§ Do this: Output all entries verbatim. Skip pictures.

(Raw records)
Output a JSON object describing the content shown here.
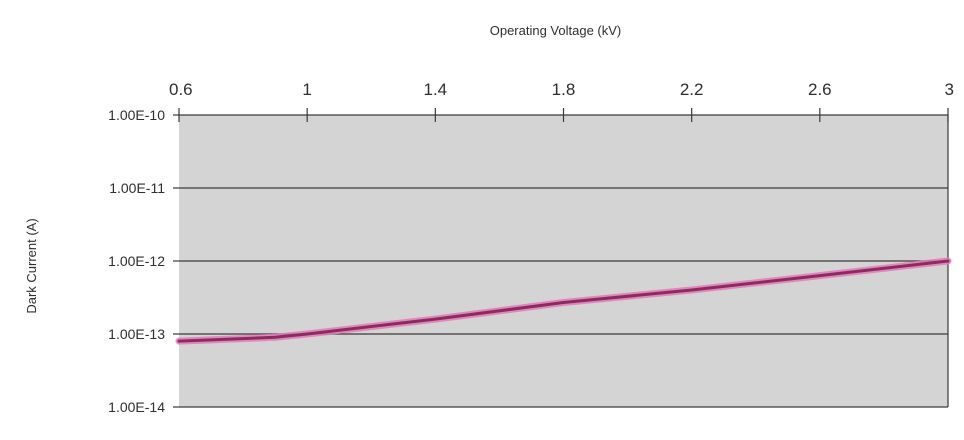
{
  "chart_data": {
    "type": "line",
    "title": "",
    "xlabel": "Operating Voltage (kV)",
    "ylabel": "Dark Current (A)",
    "x_axis_position": "top",
    "x_ticks": [
      "0.6",
      "1",
      "1.4",
      "1.8",
      "2.2",
      "2.6",
      "3"
    ],
    "y_ticks": [
      "1.00E-10",
      "1.00E-11",
      "1.00E-12",
      "1.00E-13",
      "1.00E-14"
    ],
    "xlim": [
      0.6,
      3.0
    ],
    "ylim": [
      1e-14,
      1e-10
    ],
    "y_scale": "log",
    "grid": true,
    "legend": "none",
    "colors": {
      "plot_background": "#d4d4d4",
      "gridline": "#3a3a3a",
      "series_line": "#8b2c5e",
      "series_highlight": "#e27ab8"
    },
    "series": [
      {
        "name": "",
        "x": [
          0.6,
          0.9,
          1.0,
          1.4,
          1.8,
          2.2,
          2.6,
          3.0
        ],
        "y": [
          8e-14,
          9e-14,
          1e-13,
          1.6e-13,
          2.7e-13,
          4e-13,
          6.3e-13,
          1e-12
        ]
      }
    ]
  }
}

§ Problem solution:
Output a JSON object describing the content shown here.
{
  "chart_data": {
    "type": "line",
    "title": "",
    "xlabel": "Operating Voltage (kV)",
    "ylabel": "Dark Current (A)",
    "x_axis_position": "top",
    "x_ticks": [
      "0.6",
      "1",
      "1.4",
      "1.8",
      "2.2",
      "2.6",
      "3"
    ],
    "y_ticks": [
      "1.00E-10",
      "1.00E-11",
      "1.00E-12",
      "1.00E-13",
      "1.00E-14"
    ],
    "xlim": [
      0.6,
      3.0
    ],
    "ylim": [
      1e-14,
      1e-10
    ],
    "y_scale": "log",
    "grid": true,
    "legend": "none",
    "colors": {
      "plot_background": "#d4d4d4",
      "gridline": "#3a3a3a",
      "series_line": "#8b2c5e",
      "series_highlight": "#e27ab8"
    },
    "series": [
      {
        "name": "",
        "x": [
          0.6,
          0.9,
          1.0,
          1.4,
          1.8,
          2.2,
          2.6,
          3.0
        ],
        "y": [
          8e-14,
          9e-14,
          1e-13,
          1.6e-13,
          2.7e-13,
          4e-13,
          6.3e-13,
          1e-12
        ]
      }
    ]
  }
}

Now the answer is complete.